>>>>>
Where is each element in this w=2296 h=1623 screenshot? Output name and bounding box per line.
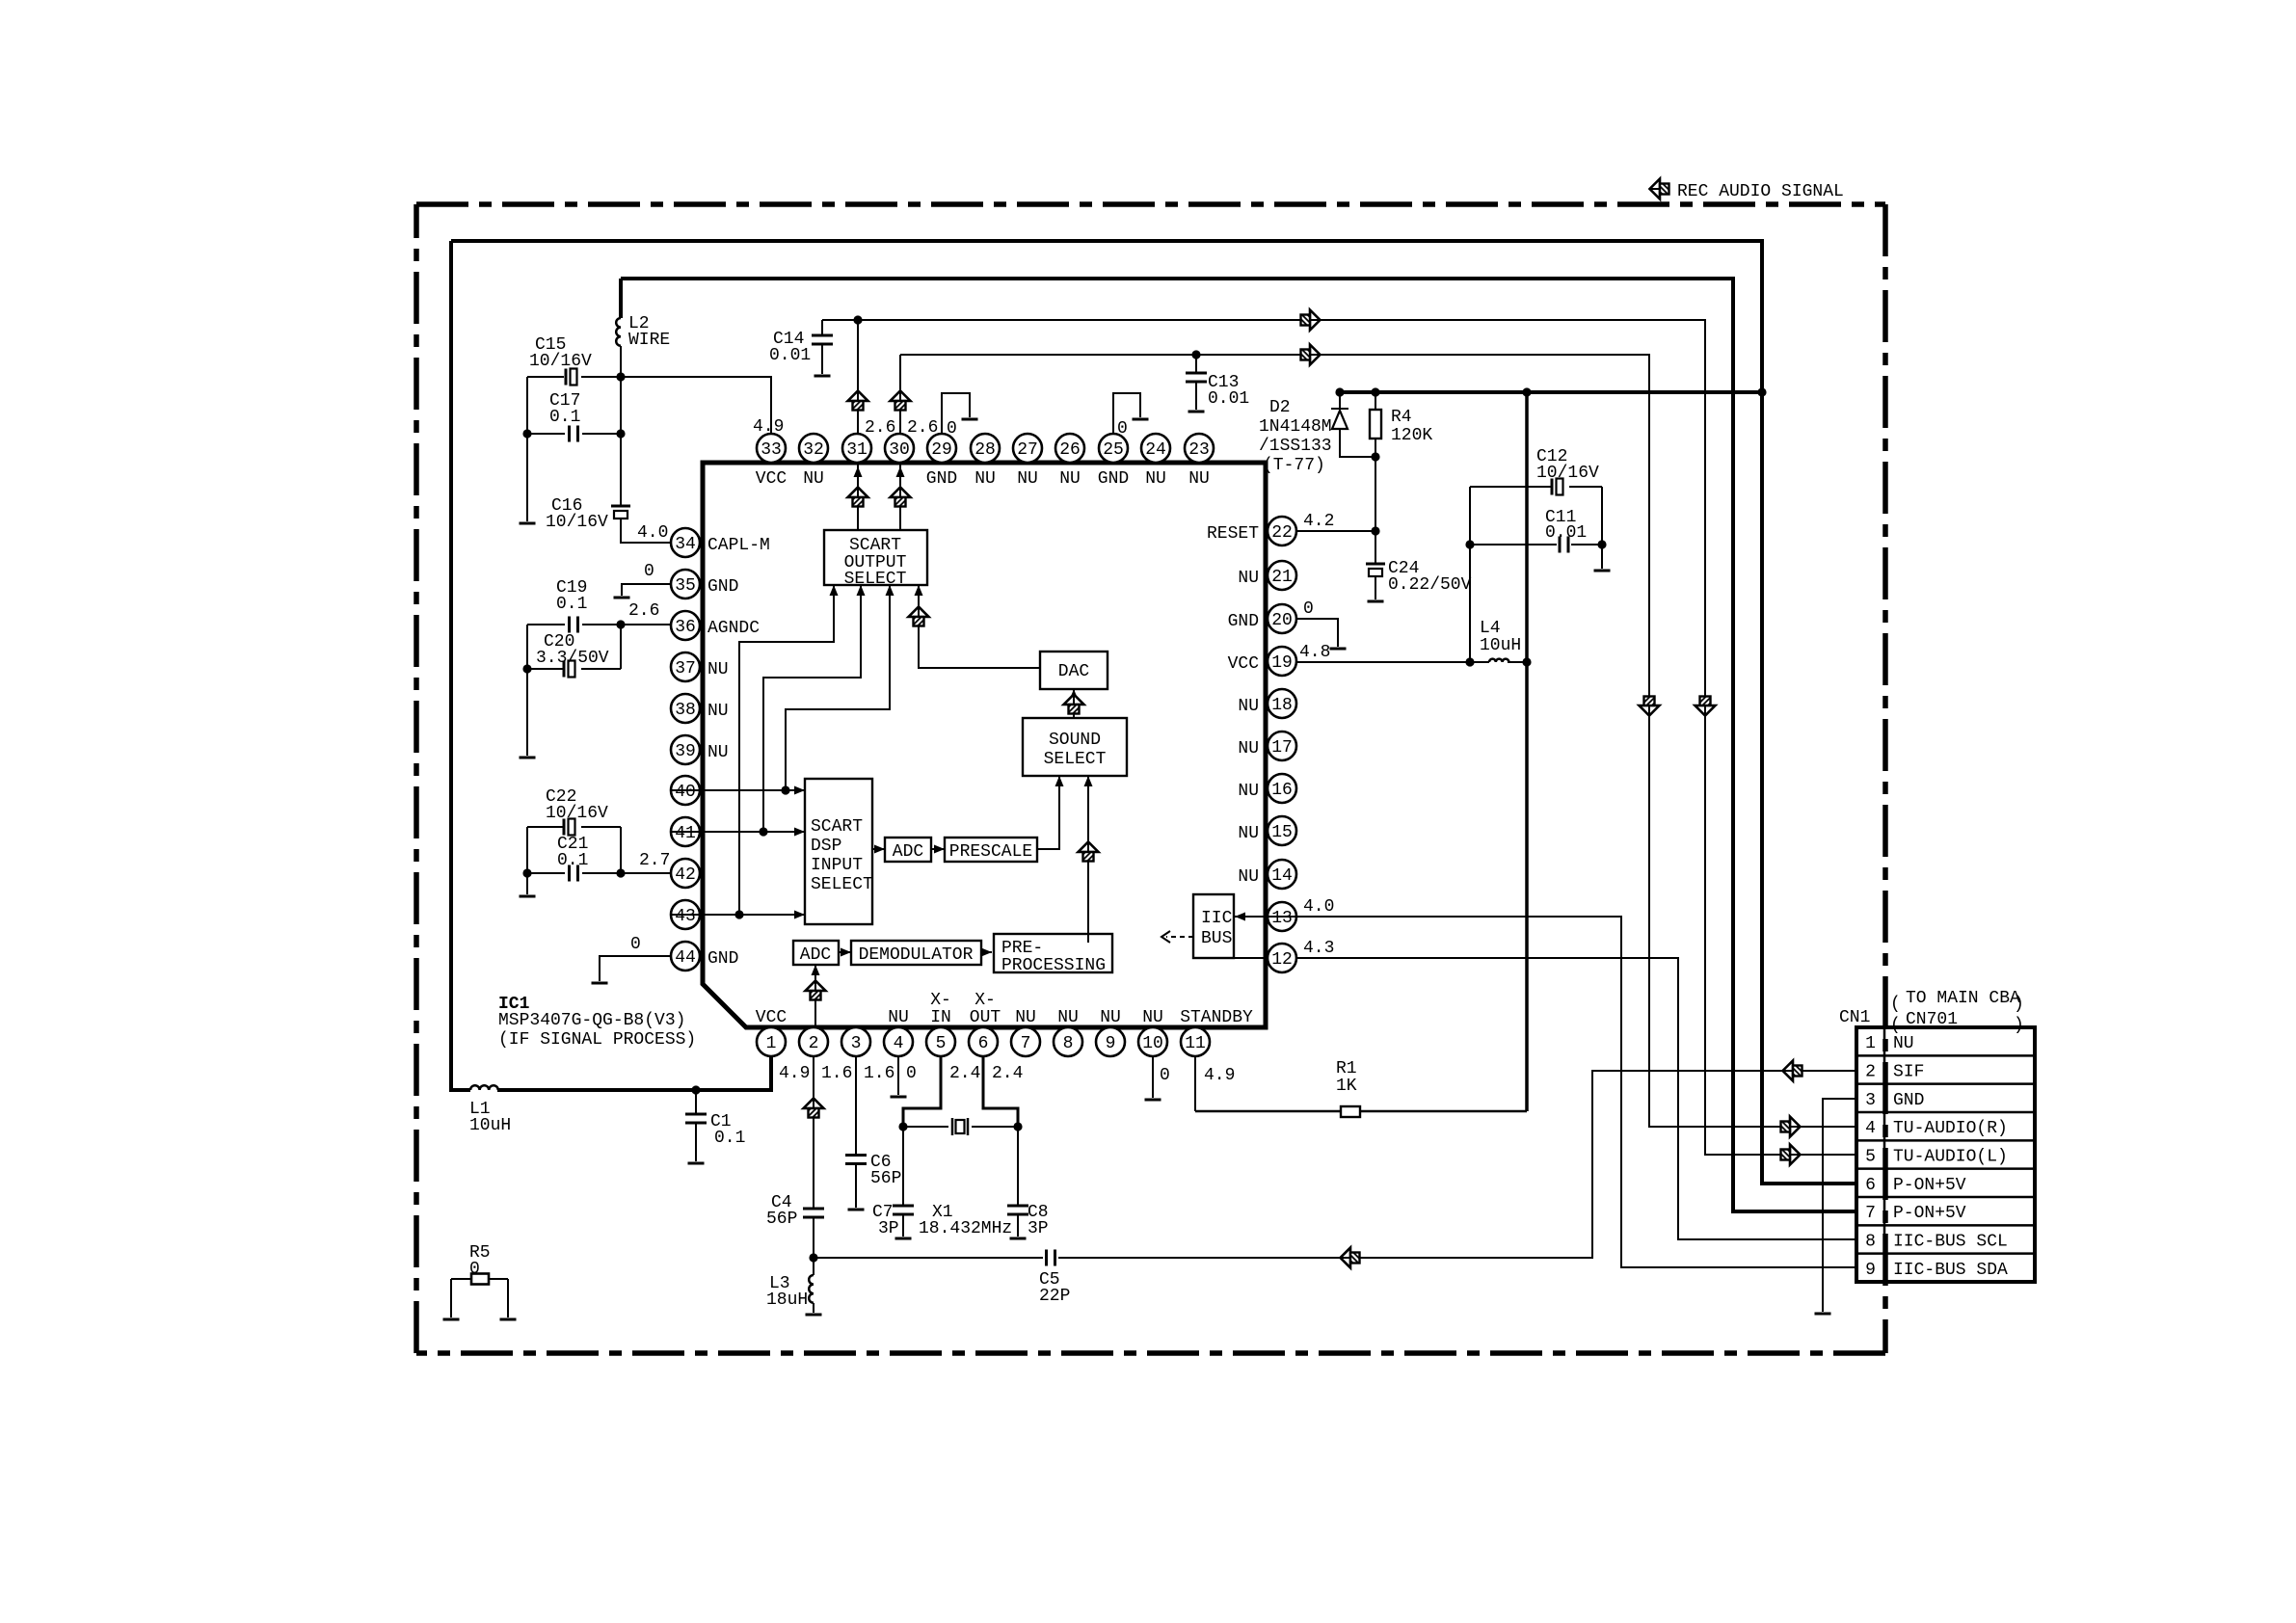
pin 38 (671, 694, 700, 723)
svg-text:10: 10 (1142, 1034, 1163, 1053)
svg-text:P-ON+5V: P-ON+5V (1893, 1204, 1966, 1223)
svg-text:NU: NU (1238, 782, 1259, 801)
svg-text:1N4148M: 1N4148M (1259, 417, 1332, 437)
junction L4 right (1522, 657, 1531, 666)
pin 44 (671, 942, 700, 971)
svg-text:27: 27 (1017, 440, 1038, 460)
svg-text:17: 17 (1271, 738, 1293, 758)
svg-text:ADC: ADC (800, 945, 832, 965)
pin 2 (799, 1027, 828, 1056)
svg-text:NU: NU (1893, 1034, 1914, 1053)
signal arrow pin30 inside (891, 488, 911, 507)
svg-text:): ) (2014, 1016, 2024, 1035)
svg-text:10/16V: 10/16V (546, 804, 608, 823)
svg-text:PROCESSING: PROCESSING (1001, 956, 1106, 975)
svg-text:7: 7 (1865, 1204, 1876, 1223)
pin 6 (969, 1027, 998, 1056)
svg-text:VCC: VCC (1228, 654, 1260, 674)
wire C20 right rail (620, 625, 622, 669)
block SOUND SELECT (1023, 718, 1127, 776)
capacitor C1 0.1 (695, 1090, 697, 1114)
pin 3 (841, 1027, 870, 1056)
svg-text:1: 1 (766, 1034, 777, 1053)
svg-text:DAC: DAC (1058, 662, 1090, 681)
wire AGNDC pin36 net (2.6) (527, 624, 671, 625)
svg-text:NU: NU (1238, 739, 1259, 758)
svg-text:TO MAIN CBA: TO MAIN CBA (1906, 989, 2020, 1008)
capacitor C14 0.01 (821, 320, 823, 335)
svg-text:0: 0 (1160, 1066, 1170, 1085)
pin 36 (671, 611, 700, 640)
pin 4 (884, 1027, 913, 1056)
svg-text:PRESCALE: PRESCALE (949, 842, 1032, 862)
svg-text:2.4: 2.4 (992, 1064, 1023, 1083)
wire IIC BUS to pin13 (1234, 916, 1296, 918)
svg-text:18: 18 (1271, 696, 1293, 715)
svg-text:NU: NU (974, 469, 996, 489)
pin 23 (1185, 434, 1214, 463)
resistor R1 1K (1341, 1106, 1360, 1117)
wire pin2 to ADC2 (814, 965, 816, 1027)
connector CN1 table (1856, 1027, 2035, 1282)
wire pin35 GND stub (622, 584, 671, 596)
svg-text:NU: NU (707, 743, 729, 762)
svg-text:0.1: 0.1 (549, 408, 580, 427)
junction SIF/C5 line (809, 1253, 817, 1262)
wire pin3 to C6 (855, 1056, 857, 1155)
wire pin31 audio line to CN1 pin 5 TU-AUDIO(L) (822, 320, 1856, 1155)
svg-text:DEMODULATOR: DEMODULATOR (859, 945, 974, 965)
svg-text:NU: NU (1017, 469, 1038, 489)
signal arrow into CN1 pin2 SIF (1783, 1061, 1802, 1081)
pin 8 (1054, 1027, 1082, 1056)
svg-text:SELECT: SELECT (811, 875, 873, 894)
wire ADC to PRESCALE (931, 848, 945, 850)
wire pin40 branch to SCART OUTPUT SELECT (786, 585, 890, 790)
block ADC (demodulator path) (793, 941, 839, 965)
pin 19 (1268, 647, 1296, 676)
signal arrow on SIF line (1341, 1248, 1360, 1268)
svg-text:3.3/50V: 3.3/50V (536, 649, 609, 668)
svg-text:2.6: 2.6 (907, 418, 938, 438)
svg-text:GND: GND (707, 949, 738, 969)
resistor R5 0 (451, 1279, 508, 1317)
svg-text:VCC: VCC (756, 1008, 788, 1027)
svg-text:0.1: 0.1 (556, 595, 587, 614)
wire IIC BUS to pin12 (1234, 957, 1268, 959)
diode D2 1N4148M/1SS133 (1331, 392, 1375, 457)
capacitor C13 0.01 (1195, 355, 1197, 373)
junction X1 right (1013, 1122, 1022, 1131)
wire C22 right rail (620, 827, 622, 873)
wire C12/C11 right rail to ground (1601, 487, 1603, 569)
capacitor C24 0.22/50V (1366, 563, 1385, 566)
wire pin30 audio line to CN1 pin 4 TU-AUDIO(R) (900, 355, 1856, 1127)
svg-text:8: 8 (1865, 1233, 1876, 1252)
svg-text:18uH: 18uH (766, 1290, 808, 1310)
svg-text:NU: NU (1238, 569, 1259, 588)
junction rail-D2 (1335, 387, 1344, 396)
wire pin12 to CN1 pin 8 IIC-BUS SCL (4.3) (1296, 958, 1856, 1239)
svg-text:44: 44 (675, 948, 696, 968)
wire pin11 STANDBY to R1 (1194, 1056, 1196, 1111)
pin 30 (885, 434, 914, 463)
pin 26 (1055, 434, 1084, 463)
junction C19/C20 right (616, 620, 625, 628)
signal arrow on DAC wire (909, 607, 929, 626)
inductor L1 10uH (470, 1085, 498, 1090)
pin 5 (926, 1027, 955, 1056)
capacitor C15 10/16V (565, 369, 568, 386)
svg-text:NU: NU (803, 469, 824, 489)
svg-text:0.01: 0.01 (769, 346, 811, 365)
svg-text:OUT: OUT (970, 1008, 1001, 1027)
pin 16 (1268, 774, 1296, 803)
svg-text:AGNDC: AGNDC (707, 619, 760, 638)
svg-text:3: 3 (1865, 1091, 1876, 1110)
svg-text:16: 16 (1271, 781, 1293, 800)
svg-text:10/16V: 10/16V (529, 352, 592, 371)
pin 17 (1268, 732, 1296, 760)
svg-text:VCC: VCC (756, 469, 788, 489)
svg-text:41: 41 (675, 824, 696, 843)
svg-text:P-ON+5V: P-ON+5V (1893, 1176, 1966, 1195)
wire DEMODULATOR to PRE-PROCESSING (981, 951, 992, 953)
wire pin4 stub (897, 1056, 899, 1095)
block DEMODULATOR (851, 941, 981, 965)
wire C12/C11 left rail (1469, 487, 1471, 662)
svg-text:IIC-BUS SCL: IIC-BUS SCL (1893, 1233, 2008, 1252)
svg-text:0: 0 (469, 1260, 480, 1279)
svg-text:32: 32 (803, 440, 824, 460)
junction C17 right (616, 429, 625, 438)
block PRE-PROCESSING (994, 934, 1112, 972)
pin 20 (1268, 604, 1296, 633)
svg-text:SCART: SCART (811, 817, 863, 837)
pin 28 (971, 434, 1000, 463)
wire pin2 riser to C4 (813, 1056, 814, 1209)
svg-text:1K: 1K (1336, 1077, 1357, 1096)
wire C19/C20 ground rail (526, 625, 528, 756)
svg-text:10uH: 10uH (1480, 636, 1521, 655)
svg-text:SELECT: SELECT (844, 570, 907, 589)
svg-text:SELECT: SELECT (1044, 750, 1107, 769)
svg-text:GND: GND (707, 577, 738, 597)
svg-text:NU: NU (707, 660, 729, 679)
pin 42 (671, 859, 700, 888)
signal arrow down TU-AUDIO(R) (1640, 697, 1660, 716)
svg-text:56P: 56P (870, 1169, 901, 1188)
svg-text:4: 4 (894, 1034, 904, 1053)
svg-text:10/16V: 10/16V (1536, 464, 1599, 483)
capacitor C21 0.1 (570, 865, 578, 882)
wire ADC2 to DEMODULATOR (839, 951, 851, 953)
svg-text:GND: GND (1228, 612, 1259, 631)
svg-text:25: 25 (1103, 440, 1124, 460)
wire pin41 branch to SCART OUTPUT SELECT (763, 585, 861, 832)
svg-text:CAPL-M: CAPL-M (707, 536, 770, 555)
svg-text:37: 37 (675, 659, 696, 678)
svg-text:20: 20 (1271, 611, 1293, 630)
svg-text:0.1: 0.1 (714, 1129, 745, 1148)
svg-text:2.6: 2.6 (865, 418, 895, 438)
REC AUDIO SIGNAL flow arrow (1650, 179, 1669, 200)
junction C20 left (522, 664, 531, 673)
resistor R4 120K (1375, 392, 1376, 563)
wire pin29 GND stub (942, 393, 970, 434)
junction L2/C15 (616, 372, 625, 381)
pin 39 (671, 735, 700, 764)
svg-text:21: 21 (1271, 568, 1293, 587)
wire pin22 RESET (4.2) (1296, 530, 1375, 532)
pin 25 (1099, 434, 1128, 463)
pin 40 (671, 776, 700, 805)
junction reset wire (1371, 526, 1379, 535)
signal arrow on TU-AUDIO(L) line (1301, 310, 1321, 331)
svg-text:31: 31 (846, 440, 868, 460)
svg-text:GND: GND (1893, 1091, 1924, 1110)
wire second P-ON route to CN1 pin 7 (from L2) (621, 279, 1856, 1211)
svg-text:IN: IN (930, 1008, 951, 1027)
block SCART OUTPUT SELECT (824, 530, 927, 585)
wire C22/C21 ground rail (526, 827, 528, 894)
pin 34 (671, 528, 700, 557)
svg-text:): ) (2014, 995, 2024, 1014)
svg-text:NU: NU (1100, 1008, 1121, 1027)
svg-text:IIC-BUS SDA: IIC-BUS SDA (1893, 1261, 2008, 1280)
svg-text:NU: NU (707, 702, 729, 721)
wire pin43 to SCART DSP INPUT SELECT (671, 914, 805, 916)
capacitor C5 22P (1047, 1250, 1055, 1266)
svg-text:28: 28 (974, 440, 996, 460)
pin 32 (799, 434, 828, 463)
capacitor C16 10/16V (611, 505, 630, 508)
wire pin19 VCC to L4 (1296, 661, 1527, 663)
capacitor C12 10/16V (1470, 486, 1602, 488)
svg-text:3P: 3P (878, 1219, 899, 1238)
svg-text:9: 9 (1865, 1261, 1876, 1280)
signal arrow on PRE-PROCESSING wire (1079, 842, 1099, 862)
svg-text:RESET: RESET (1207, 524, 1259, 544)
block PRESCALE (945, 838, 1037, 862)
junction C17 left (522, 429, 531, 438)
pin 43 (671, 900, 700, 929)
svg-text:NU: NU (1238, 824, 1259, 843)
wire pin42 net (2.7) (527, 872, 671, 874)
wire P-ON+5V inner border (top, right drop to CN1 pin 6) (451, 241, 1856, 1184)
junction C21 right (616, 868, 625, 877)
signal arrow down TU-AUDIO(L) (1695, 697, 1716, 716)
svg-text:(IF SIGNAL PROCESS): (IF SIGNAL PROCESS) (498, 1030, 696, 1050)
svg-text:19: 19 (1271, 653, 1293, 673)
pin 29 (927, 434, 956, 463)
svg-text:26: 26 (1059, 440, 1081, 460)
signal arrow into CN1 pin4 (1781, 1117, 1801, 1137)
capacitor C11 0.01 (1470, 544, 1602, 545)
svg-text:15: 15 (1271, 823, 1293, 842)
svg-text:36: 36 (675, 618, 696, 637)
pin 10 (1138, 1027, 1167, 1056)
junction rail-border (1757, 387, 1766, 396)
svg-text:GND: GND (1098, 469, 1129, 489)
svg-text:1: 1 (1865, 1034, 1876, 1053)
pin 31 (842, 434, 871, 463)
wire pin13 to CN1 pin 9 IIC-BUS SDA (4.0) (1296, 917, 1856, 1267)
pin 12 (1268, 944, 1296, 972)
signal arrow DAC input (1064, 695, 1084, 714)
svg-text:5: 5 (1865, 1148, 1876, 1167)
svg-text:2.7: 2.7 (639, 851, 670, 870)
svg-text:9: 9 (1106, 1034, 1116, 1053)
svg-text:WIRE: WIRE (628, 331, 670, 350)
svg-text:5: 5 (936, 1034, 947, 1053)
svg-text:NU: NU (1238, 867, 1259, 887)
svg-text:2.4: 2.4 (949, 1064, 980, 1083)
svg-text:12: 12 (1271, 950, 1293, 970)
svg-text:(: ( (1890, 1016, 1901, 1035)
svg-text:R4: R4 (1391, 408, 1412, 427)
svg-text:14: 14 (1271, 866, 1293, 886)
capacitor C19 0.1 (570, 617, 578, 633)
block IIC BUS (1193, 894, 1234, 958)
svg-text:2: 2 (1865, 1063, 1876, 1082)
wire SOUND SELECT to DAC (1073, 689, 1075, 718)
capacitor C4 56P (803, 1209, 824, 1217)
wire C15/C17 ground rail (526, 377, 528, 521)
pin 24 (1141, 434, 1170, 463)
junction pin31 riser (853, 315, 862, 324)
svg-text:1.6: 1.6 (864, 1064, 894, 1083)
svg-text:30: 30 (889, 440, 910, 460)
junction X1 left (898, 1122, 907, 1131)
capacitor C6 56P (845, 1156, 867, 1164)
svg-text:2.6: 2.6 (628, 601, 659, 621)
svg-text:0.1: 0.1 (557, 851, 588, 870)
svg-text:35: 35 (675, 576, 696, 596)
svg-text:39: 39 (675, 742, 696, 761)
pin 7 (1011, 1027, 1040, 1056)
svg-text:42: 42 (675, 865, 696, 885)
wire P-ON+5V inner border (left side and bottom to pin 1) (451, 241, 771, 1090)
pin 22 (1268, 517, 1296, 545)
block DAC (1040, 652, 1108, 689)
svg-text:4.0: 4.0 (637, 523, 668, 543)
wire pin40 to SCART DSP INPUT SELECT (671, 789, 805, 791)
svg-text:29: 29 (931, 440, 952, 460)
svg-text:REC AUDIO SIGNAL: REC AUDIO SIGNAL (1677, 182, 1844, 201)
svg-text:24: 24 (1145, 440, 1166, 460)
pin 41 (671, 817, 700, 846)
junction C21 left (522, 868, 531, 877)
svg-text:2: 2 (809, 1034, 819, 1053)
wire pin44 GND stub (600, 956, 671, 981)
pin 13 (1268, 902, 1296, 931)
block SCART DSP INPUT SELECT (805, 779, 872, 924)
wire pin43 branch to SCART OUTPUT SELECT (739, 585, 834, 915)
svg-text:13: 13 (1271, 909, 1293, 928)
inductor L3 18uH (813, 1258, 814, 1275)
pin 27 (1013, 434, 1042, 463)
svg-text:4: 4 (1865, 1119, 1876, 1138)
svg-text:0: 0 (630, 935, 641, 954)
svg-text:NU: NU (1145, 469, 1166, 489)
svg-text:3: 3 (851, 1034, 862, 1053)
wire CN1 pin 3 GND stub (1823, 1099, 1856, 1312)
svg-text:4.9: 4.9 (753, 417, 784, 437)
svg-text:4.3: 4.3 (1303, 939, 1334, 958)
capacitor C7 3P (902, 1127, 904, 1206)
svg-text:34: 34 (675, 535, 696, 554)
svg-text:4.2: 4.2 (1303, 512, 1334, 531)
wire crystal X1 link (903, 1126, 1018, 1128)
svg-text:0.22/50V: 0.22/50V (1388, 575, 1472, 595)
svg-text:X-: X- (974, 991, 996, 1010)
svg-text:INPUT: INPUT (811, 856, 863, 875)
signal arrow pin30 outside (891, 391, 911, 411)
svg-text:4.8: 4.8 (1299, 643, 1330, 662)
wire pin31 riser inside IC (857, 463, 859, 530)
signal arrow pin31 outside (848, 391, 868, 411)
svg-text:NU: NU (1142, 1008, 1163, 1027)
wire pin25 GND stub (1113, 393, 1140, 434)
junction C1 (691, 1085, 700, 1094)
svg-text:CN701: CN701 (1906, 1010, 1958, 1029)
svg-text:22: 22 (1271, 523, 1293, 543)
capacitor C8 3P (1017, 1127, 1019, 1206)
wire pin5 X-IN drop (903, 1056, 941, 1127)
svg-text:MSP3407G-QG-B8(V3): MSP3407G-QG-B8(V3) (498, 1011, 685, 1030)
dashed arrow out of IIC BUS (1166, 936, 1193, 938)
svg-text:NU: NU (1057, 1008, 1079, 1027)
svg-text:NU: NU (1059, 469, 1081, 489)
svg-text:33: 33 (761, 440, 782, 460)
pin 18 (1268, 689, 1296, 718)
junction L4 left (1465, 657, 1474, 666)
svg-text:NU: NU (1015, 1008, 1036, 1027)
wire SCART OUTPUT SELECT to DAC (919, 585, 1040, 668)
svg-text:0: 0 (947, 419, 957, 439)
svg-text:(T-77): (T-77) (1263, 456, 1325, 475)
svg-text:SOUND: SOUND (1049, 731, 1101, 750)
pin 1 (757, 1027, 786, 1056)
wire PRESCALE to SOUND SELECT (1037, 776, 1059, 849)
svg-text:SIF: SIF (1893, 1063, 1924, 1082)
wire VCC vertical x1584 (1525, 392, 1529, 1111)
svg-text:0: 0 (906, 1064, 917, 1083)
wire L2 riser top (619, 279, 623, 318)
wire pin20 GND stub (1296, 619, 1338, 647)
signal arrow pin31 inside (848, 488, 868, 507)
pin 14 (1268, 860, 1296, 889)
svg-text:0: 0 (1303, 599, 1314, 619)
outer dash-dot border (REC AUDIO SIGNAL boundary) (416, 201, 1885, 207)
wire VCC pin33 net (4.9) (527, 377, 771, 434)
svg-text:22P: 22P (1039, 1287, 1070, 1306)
<<<<<
Required task - Can you rewrite only the material between the lines holding "pin 38 (671, 694, 700, 723)" and "pin 3 (841, 1027, 870, 1056)", inclusive, with "wire" changed to "trace" and everything else left the same?

Answer in full -
pin 38 (671, 694, 700, 723)
svg-text:10: 10 (1142, 1034, 1163, 1053)
svg-text:P-ON+5V: P-ON+5V (1893, 1204, 1966, 1223)
svg-text:NU: NU (1238, 782, 1259, 801)
svg-text:1N4148M: 1N4148M (1259, 417, 1332, 437)
junction L4 right (1522, 657, 1531, 666)
pin 44 (671, 942, 700, 971)
svg-text:27: 27 (1017, 440, 1038, 460)
svg-text:17: 17 (1271, 738, 1293, 758)
svg-text:ADC: ADC (800, 945, 832, 965)
pin 2 (799, 1027, 828, 1056)
svg-text:NU: NU (1893, 1034, 1914, 1053)
signal arrow pin30 inside (891, 488, 911, 507)
svg-text:): ) (2014, 1016, 2024, 1035)
svg-text:10/16V: 10/16V (546, 804, 608, 823)
svg-text:PROCESSING: PROCESSING (1001, 956, 1106, 975)
svg-text:7: 7 (1865, 1204, 1876, 1223)
pin 6 (969, 1027, 998, 1056)
svg-text:VCC: VCC (1228, 654, 1260, 674)
trace C20 right rail (620, 625, 622, 669)
block SOUND SELECT (1023, 718, 1127, 776)
capacitor C1 0.1 (695, 1090, 697, 1114)
pin 3 (841, 1027, 870, 1056)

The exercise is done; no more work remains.